**WORK INSTRUCTIONS**. Transcribe all of the material below word for word and leave out its pictures.

**EXTRACTED ENTRIES**.
# # # # #

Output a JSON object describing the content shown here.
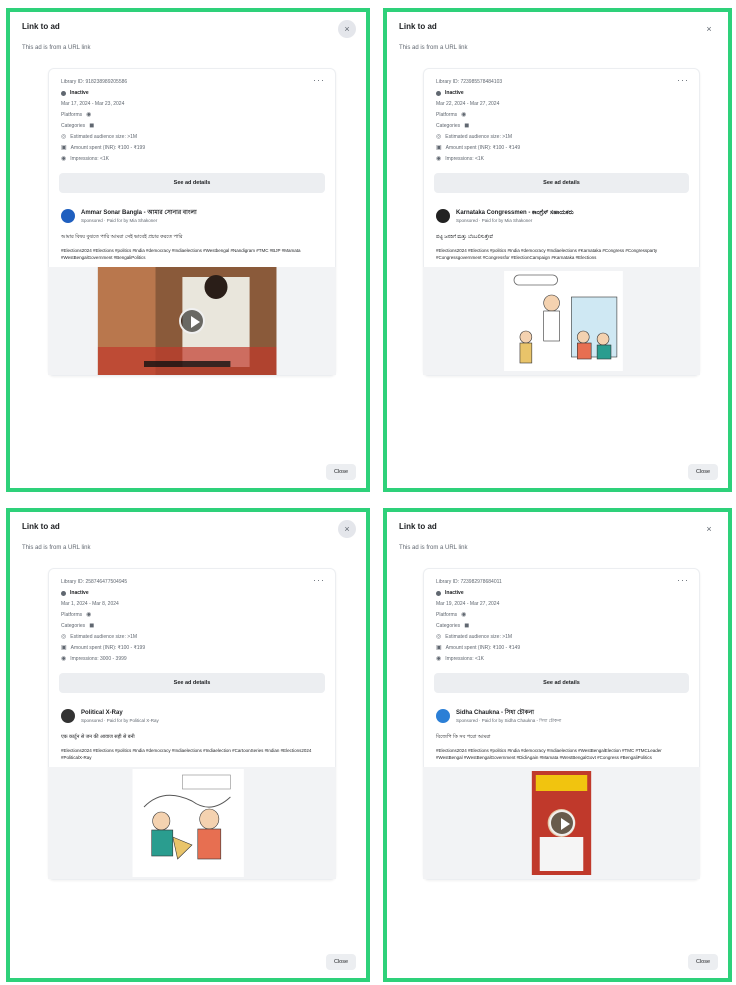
{
  "panels": [
    {
      "title": "Link to ad",
      "subtitle": "This ad is from a URL link",
      "close_icon": "×",
      "library_id": "Library ID: 918238989205586",
      "status": "Inactive",
      "dates": "Mar 17, 2024 - Mar 23, 2024",
      "platforms_label": "Platforms",
      "categories_label": "Categories",
      "audience": "Estimated audience size: >1M",
      "spent": "Amount spent (INR): ₹100 - ₹199",
      "impressions": "Impressions: <1K",
      "details_label": "See ad details",
      "advertiser_name": "Ammar Sonar Bangla - আমার সোনার বাংলা",
      "sponsored": "Sponsored · Paid for by Mia Shakoner",
      "body_text": "আমার বিষয় বুঝতে পারি আমরা সেই ভাবেই প্রচার করতে পারি",
      "hashtags": "#Elections2024 #Elections #politics #India #democracy #Indiaelections #Westbengal #Nandigram #TMC #BJP #Mamata #WestBengalGovernment #BengaliPolitics",
      "close_label": "Close"
    },
    {
      "title": "Link to ad",
      "subtitle": "This ad is from a URL link",
      "close_icon": "×",
      "library_id": "Library ID: 723985578484103",
      "status": "Inactive",
      "dates": "Mar 22, 2024 - Mar 27, 2024",
      "platforms_label": "Platforms",
      "categories_label": "Categories",
      "audience": "Estimated audience size: >1M",
      "spent": "Amount spent (INR): ₹100 - ₹149",
      "impressions": "Impressions: <1K",
      "details_label": "See ad details",
      "advertiser_name": "Karnataka Congressmen - ಕಾಂಗ್ರೆಸ್ ಸಹಾಯಕರು",
      "sponsored": "Sponsored · Paid for by Mia Shakoner",
      "body_text": "ಪಟ್ಟಿ ಜನರಿಗೆ ಮತ್ತು ಬೆಂಬಲಿಸುತ್ತೇವೆ",
      "hashtags": "#Elections2024 #Elections #politics #India #democracy #Indiaelections #Karnataka #Congress #Congressparty #Congressgovernment #Congressfor #ElectionCampaign #Karnataka #Elections",
      "close_label": "Close"
    },
    {
      "title": "Link to ad",
      "subtitle": "This ad is from a URL link",
      "close_icon": "×",
      "library_id": "Library ID: 258746477504945",
      "status": "Inactive",
      "dates": "Mar 1, 2024 - Mar 8, 2024",
      "platforms_label": "Platforms",
      "categories_label": "Categories",
      "audience": "Estimated audience size: >1M",
      "spent": "Amount spent (INR): ₹100 - ₹199",
      "impressions": "Impressions: 3000 - 3999",
      "details_label": "See ad details",
      "advertiser_name": "Political X-Ray",
      "sponsored": "Sponsored · Paid for by Political X-Ray",
      "body_text": "एक कार्टून से जन की आवाज सही से बनी",
      "hashtags": "#Elections2024 #Elections #politics #India #democracy #Indiaelections #Indiaelection #CartoonSeries #Indian #Elections2024 #PoliticalX-Ray",
      "close_label": "Close"
    },
    {
      "title": "Link to ad",
      "subtitle": "This ad is from a URL link",
      "close_icon": "×",
      "library_id": "Library ID: 723982978684011",
      "status": "Inactive",
      "dates": "Mar 19, 2024 - Mar 27, 2024",
      "platforms_label": "Platforms",
      "categories_label": "Categories",
      "audience": "Estimated audience size: >1M",
      "spent": "Amount spent (INR): ₹100 - ₹149",
      "impressions": "Impressions: <1K",
      "details_label": "See ad details",
      "advertiser_name": "Sidha Chaukna - সিধা চৌকনা",
      "sponsored": "Sponsored · Paid for by Sidha Chaukna - সিধা চৌকনা",
      "body_text": "বিজেপি কি সব পরো আমরা",
      "hashtags": "#Elections2024 #Elections #politics #India #democracy #Indiaelections #WestBengalElection #TMC #TMCLeader #WestBengal #WestBengalGovernment #DidiAgain #Mamata #WestBengalGovt #Congress #BengaliPolitics",
      "close_label": "Close"
    }
  ],
  "colors": {
    "panel_border": "#2ed17a",
    "button_bg": "#eceef1",
    "avatar": "#1f5fbf"
  },
  "icons": {
    "close": "close-icon",
    "more": "more-options-icon",
    "status": "status-dot-icon",
    "platforms": "platform-icon",
    "audience": "audience-icon",
    "spent": "money-icon",
    "impressions": "impressions-icon",
    "play": "play-icon"
  }
}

# # # # #

**RESPONSE BELOW**.
Output a JSON object describing the content shown here.
{
  "panels": [
    {
      "title": "Link to ad",
      "subtitle": "This ad is from a URL link",
      "close_icon": "×",
      "library_id": "Library ID: 918238989205586",
      "status": "Inactive",
      "dates": "Mar 17, 2024 - Mar 23, 2024",
      "platforms_label": "Platforms",
      "categories_label": "Categories",
      "audience": "Estimated audience size: >1M",
      "spent": "Amount spent (INR): ₹100 - ₹199",
      "impressions": "Impressions: <1K",
      "details_label": "See ad details",
      "advertiser_name": "Ammar Sonar Bangla - আমার সোনার বাংলা",
      "sponsored": "Sponsored · Paid for by Mia Shakoner",
      "body_text": "আমার বিষয় বুঝতে পারি আমরা সেই ভাবেই প্রচার করতে পারি",
      "hashtags": "#Elections2024 #Elections #politics #India #democracy #Indiaelections #Westbengal #Nandigram #TMC #BJP #Mamata #WestBengalGovernment #BengaliPolitics",
      "close_label": "Close"
    },
    {
      "title": "Link to ad",
      "subtitle": "This ad is from a URL link",
      "close_icon": "×",
      "library_id": "Library ID: 723985578484103",
      "status": "Inactive",
      "dates": "Mar 22, 2024 - Mar 27, 2024",
      "platforms_label": "Platforms",
      "categories_label": "Categories",
      "audience": "Estimated audience size: >1M",
      "spent": "Amount spent (INR): ₹100 - ₹149",
      "impressions": "Impressions: <1K",
      "details_label": "See ad details",
      "advertiser_name": "Karnataka Congressmen - ಕಾಂಗ್ರೆಸ್ ಸಹಾಯಕರು",
      "sponsored": "Sponsored · Paid for by Mia Shakoner",
      "body_text": "ಪಟ್ಟಿ ಜನರಿಗೆ ಮತ್ತು ಬೆಂಬಲಿಸುತ್ತೇವೆ",
      "hashtags": "#Elections2024 #Elections #politics #India #democracy #Indiaelections #Karnataka #Congress #Congressparty #Congressgovernment #Congressfor #ElectionCampaign #Karnataka #Elections",
      "close_label": "Close"
    },
    {
      "title": "Link to ad",
      "subtitle": "This ad is from a URL link",
      "close_icon": "×",
      "library_id": "Library ID: 258746477504945",
      "status": "Inactive",
      "dates": "Mar 1, 2024 - Mar 8, 2024",
      "platforms_label": "Platforms",
      "categories_label": "Categories",
      "audience": "Estimated audience size: >1M",
      "spent": "Amount spent (INR): ₹100 - ₹199",
      "impressions": "Impressions: 3000 - 3999",
      "details_label": "See ad details",
      "advertiser_name": "Political X-Ray",
      "sponsored": "Sponsored · Paid for by Political X-Ray",
      "body_text": "एक कार्टून से जन की आवाज सही से बनी",
      "hashtags": "#Elections2024 #Elections #politics #India #democracy #Indiaelections #Indiaelection #CartoonSeries #Indian #Elections2024 #PoliticalX-Ray",
      "close_label": "Close"
    },
    {
      "title": "Link to ad",
      "subtitle": "This ad is from a URL link",
      "close_icon": "×",
      "library_id": "Library ID: 723982978684011",
      "status": "Inactive",
      "dates": "Mar 19, 2024 - Mar 27, 2024",
      "platforms_label": "Platforms",
      "categories_label": "Categories",
      "audience": "Estimated audience size: >1M",
      "spent": "Amount spent (INR): ₹100 - ₹149",
      "impressions": "Impressions: <1K",
      "details_label": "See ad details",
      "advertiser_name": "Sidha Chaukna - সিধা চৌকনা",
      "sponsored": "Sponsored · Paid for by Sidha Chaukna - সিধা চৌকনা",
      "body_text": "বিজেপি কি সব পরো আমরা",
      "hashtags": "#Elections2024 #Elections #politics #India #democracy #Indiaelections #WestBengalElection #TMC #TMCLeader #WestBengal #WestBengalGovernment #DidiAgain #Mamata #WestBengalGovt #Congress #BengaliPolitics",
      "close_label": "Close"
    }
  ],
  "colors": {
    "panel_border": "#2ed17a",
    "button_bg": "#eceef1",
    "avatar": "#1f5fbf"
  },
  "icons": {
    "close": "close-icon",
    "more": "more-options-icon",
    "status": "status-dot-icon",
    "platforms": "platform-icon",
    "audience": "audience-icon",
    "spent": "money-icon",
    "impressions": "impressions-icon",
    "play": "play-icon"
  }
}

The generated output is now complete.